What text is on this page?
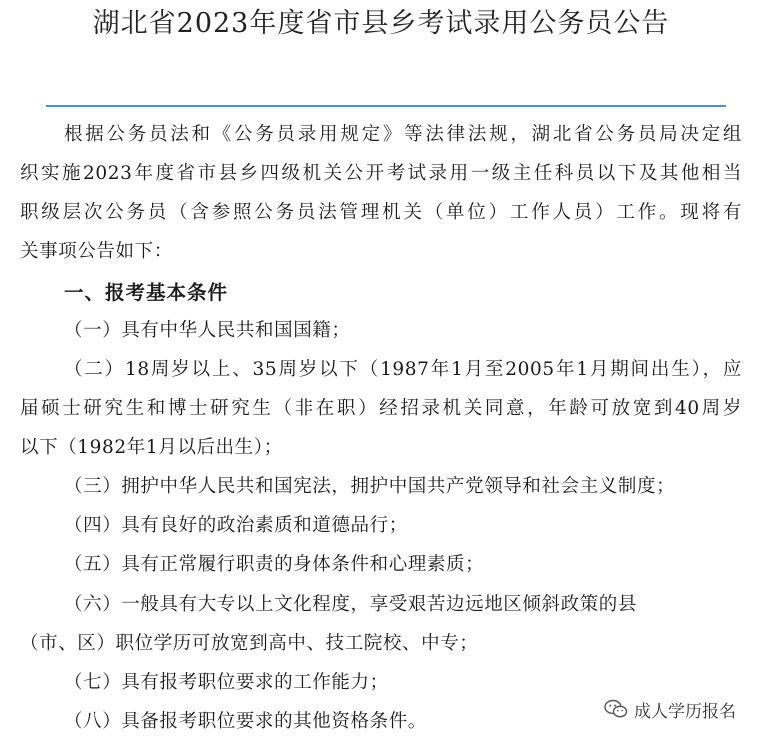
湖北省2023年度省市县乡考试录用公务员公告
根据公务员法和《公务员录用规定》等法律法规，湖北省公务员局决定组
织实施2023年度省市县乡四级机关公开考试录用一级主任科员以下及其他相当
职级层次公务员（含参照公务员法管理机关（单位）工作人员）工作。现将有
关事项公告如下：
一、报考基本条件
（一）具有中华人民共和国国籍；
（二）18周岁以上、35周岁以下（1987年1月至2005年1月期间出生），应
届硕士研究生和博士研究生（非在职）经招录机关同意，年龄可放宽到40周岁
以下（1982年1月以后出生）；
（三）拥护中华人民共和国宪法，拥护中国共产党领导和社会主义制度；
（四）具有良好的政治素质和道德品行；
（五）具有正常履行职责的身体条件和心理素质；
（六）一般具有大专以上文化程度，享受艰苦边远地区倾斜政策的县
（市、区）职位学历可放宽到高中、技工院校、中专；
（七）具有报考职位要求的工作能力；
（八）具备报考职位要求的其他资格条件。	成人学历报名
════════
Task instructions: Pictures are excluded; copy all other data exactly as shown.

Full output:
What text is on this page?
湖北省2023年度省市县乡考试录用公务员公告
根据公务员法和《公务员录用规定》等法律法规，湖北省公务员局决定组
织实施2023年度省市县乡四级机关公开考试录用一级主任科员以下及其他相当
职级层次公务员（含参照公务员法管理机关（单位）工作人员）工作。现将有
关事项公告如下：
一、报考基本条件
（一）具有中华人民共和国国籍；
（二）18周岁以上、35周岁以下（1987年1月至2005年1月期间出生），应
届硕士研究生和博士研究生（非在职）经招录机关同意，年龄可放宽到40周岁
以下（1982年1月以后出生）；
（三）拥护中华人民共和国宪法，拥护中国共产党领导和社会主义制度；
（四）具有良好的政治素质和道德品行；
（五）具有正常履行职责的身体条件和心理素质；
（六）一般具有大专以上文化程度，享受艰苦边远地区倾斜政策的县
（市、区）职位学历可放宽到高中、技工院校、中专；
（七）具有报考职位要求的工作能力；
（八）具备报考职位要求的其他资格条件。	成人学历报名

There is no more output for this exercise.